Dataset entries —
<<<<
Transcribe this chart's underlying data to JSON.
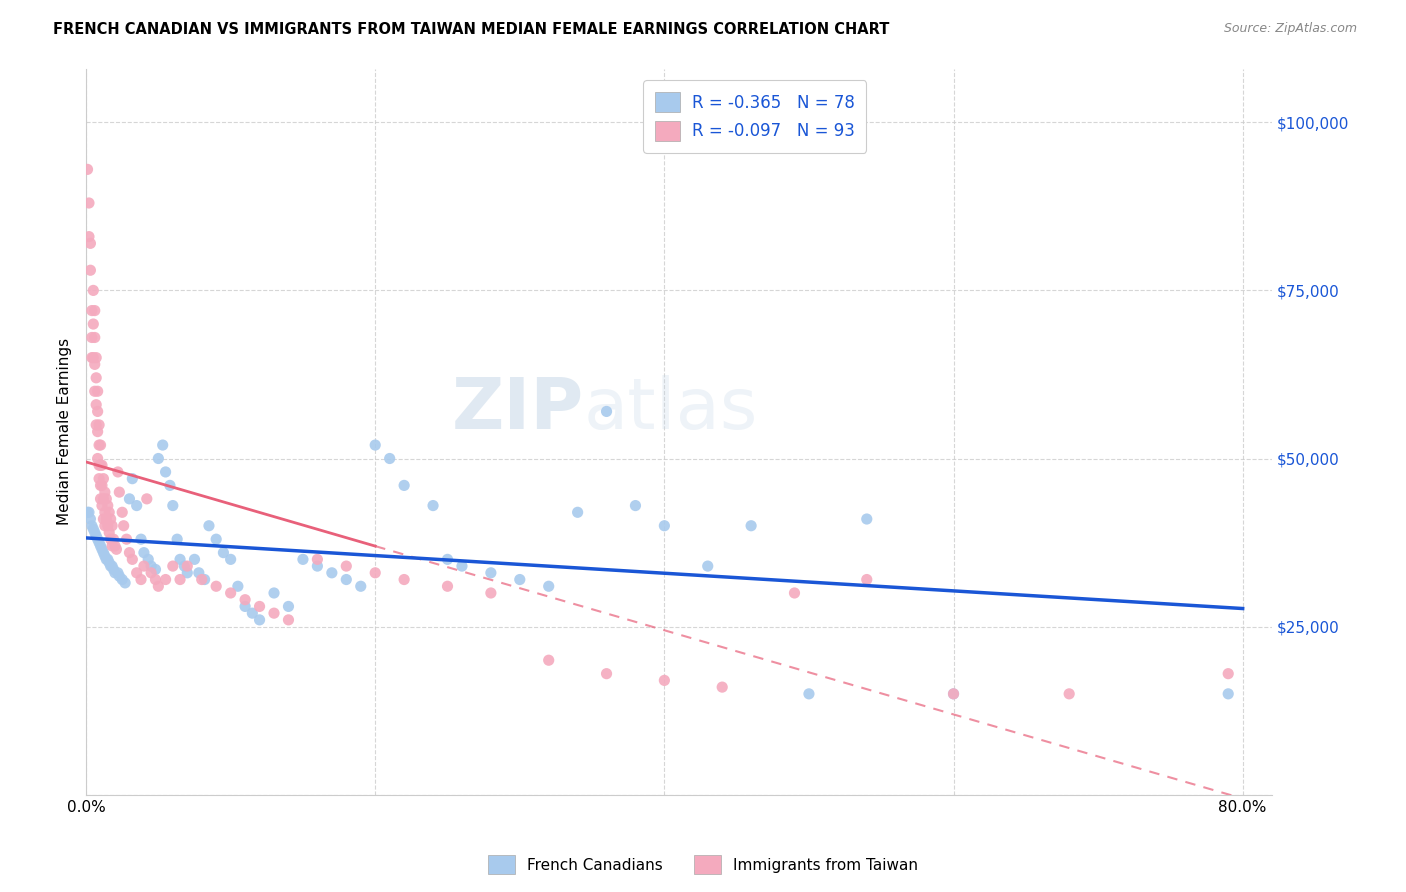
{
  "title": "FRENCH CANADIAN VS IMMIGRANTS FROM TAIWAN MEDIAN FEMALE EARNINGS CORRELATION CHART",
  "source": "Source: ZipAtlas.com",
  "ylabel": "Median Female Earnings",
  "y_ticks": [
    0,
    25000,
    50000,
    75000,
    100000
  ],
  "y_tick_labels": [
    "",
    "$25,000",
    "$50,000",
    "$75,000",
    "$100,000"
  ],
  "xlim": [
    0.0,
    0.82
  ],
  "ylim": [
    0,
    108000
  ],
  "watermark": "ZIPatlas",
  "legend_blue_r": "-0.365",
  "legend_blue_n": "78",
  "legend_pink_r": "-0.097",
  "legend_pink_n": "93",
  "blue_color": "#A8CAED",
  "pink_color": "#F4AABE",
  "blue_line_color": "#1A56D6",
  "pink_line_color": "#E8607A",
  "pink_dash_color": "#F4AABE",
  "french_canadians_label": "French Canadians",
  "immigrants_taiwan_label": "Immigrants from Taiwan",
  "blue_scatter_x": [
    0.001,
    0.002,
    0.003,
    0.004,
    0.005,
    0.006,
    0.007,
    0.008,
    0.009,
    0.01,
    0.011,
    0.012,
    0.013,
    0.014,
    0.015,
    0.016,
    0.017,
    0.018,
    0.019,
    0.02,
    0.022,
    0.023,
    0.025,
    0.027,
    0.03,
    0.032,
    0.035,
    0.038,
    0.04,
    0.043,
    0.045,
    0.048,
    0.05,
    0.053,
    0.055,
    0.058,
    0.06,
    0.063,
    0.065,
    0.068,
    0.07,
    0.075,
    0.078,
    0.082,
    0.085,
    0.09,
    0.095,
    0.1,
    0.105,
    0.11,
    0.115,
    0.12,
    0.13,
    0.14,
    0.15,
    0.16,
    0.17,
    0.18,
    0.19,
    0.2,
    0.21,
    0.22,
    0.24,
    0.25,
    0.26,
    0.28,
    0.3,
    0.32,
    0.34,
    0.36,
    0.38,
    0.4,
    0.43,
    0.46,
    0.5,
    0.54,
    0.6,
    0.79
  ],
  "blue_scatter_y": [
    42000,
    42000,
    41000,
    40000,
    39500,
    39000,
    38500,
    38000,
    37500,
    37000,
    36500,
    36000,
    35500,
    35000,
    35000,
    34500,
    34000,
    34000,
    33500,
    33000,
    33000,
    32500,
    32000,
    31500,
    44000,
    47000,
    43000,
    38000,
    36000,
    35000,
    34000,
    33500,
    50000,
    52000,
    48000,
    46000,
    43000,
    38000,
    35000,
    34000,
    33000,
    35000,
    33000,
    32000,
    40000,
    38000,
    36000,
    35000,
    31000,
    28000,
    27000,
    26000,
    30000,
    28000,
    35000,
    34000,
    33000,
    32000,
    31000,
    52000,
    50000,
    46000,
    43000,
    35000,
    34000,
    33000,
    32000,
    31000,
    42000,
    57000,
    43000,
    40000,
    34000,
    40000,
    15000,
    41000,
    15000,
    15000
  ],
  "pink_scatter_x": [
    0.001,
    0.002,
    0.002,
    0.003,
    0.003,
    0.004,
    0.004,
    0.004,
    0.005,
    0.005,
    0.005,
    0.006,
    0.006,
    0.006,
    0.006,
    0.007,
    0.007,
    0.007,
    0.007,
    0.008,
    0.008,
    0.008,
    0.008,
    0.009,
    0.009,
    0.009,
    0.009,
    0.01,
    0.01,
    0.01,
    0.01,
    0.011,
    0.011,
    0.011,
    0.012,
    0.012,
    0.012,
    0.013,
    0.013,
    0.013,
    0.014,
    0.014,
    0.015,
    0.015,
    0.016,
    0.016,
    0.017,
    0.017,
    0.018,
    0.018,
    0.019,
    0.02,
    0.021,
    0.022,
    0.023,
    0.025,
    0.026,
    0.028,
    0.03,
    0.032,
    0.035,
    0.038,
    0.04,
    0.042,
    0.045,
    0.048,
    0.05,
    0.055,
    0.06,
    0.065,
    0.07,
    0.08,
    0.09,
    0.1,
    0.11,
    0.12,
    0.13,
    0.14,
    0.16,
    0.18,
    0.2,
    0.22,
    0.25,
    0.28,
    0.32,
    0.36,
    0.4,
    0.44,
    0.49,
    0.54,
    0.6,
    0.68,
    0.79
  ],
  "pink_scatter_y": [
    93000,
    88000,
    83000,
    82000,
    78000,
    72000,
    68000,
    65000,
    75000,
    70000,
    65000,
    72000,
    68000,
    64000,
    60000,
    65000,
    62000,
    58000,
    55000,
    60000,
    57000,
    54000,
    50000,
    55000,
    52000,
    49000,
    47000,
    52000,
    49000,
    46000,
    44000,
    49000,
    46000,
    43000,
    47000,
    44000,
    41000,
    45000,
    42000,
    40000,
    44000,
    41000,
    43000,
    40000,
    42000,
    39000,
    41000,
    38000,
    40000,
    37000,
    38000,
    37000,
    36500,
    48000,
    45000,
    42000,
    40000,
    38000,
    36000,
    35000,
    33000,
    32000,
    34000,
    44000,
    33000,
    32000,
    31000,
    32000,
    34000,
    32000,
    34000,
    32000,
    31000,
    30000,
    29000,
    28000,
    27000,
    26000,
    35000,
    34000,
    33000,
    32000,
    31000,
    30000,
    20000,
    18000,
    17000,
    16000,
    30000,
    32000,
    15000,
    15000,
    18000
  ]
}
>>>>
Omit the pictures, then output the rest of the listing exactly.

Transcribe this chart's underlying data to JSON.
{
  "title": "FRENCH CANADIAN VS IMMIGRANTS FROM TAIWAN MEDIAN FEMALE EARNINGS CORRELATION CHART",
  "source": "Source: ZipAtlas.com",
  "ylabel": "Median Female Earnings",
  "y_ticks": [
    0,
    25000,
    50000,
    75000,
    100000
  ],
  "y_tick_labels": [
    "",
    "$25,000",
    "$50,000",
    "$75,000",
    "$100,000"
  ],
  "xlim": [
    0.0,
    0.82
  ],
  "ylim": [
    0,
    108000
  ],
  "watermark": "ZIPatlas",
  "legend_blue_r": "-0.365",
  "legend_blue_n": "78",
  "legend_pink_r": "-0.097",
  "legend_pink_n": "93",
  "blue_color": "#A8CAED",
  "pink_color": "#F4AABE",
  "blue_line_color": "#1A56D6",
  "pink_line_color": "#E8607A",
  "pink_dash_color": "#F4AABE",
  "french_canadians_label": "French Canadians",
  "immigrants_taiwan_label": "Immigrants from Taiwan",
  "blue_scatter_x": [
    0.001,
    0.002,
    0.003,
    0.004,
    0.005,
    0.006,
    0.007,
    0.008,
    0.009,
    0.01,
    0.011,
    0.012,
    0.013,
    0.014,
    0.015,
    0.016,
    0.017,
    0.018,
    0.019,
    0.02,
    0.022,
    0.023,
    0.025,
    0.027,
    0.03,
    0.032,
    0.035,
    0.038,
    0.04,
    0.043,
    0.045,
    0.048,
    0.05,
    0.053,
    0.055,
    0.058,
    0.06,
    0.063,
    0.065,
    0.068,
    0.07,
    0.075,
    0.078,
    0.082,
    0.085,
    0.09,
    0.095,
    0.1,
    0.105,
    0.11,
    0.115,
    0.12,
    0.13,
    0.14,
    0.15,
    0.16,
    0.17,
    0.18,
    0.19,
    0.2,
    0.21,
    0.22,
    0.24,
    0.25,
    0.26,
    0.28,
    0.3,
    0.32,
    0.34,
    0.36,
    0.38,
    0.4,
    0.43,
    0.46,
    0.5,
    0.54,
    0.6,
    0.79
  ],
  "blue_scatter_y": [
    42000,
    42000,
    41000,
    40000,
    39500,
    39000,
    38500,
    38000,
    37500,
    37000,
    36500,
    36000,
    35500,
    35000,
    35000,
    34500,
    34000,
    34000,
    33500,
    33000,
    33000,
    32500,
    32000,
    31500,
    44000,
    47000,
    43000,
    38000,
    36000,
    35000,
    34000,
    33500,
    50000,
    52000,
    48000,
    46000,
    43000,
    38000,
    35000,
    34000,
    33000,
    35000,
    33000,
    32000,
    40000,
    38000,
    36000,
    35000,
    31000,
    28000,
    27000,
    26000,
    30000,
    28000,
    35000,
    34000,
    33000,
    32000,
    31000,
    52000,
    50000,
    46000,
    43000,
    35000,
    34000,
    33000,
    32000,
    31000,
    42000,
    57000,
    43000,
    40000,
    34000,
    40000,
    15000,
    41000,
    15000,
    15000
  ],
  "pink_scatter_x": [
    0.001,
    0.002,
    0.002,
    0.003,
    0.003,
    0.004,
    0.004,
    0.004,
    0.005,
    0.005,
    0.005,
    0.006,
    0.006,
    0.006,
    0.006,
    0.007,
    0.007,
    0.007,
    0.007,
    0.008,
    0.008,
    0.008,
    0.008,
    0.009,
    0.009,
    0.009,
    0.009,
    0.01,
    0.01,
    0.01,
    0.01,
    0.011,
    0.011,
    0.011,
    0.012,
    0.012,
    0.012,
    0.013,
    0.013,
    0.013,
    0.014,
    0.014,
    0.015,
    0.015,
    0.016,
    0.016,
    0.017,
    0.017,
    0.018,
    0.018,
    0.019,
    0.02,
    0.021,
    0.022,
    0.023,
    0.025,
    0.026,
    0.028,
    0.03,
    0.032,
    0.035,
    0.038,
    0.04,
    0.042,
    0.045,
    0.048,
    0.05,
    0.055,
    0.06,
    0.065,
    0.07,
    0.08,
    0.09,
    0.1,
    0.11,
    0.12,
    0.13,
    0.14,
    0.16,
    0.18,
    0.2,
    0.22,
    0.25,
    0.28,
    0.32,
    0.36,
    0.4,
    0.44,
    0.49,
    0.54,
    0.6,
    0.68,
    0.79
  ],
  "pink_scatter_y": [
    93000,
    88000,
    83000,
    82000,
    78000,
    72000,
    68000,
    65000,
    75000,
    70000,
    65000,
    72000,
    68000,
    64000,
    60000,
    65000,
    62000,
    58000,
    55000,
    60000,
    57000,
    54000,
    50000,
    55000,
    52000,
    49000,
    47000,
    52000,
    49000,
    46000,
    44000,
    49000,
    46000,
    43000,
    47000,
    44000,
    41000,
    45000,
    42000,
    40000,
    44000,
    41000,
    43000,
    40000,
    42000,
    39000,
    41000,
    38000,
    40000,
    37000,
    38000,
    37000,
    36500,
    48000,
    45000,
    42000,
    40000,
    38000,
    36000,
    35000,
    33000,
    32000,
    34000,
    44000,
    33000,
    32000,
    31000,
    32000,
    34000,
    32000,
    34000,
    32000,
    31000,
    30000,
    29000,
    28000,
    27000,
    26000,
    35000,
    34000,
    33000,
    32000,
    31000,
    30000,
    20000,
    18000,
    17000,
    16000,
    30000,
    32000,
    15000,
    15000,
    18000
  ]
}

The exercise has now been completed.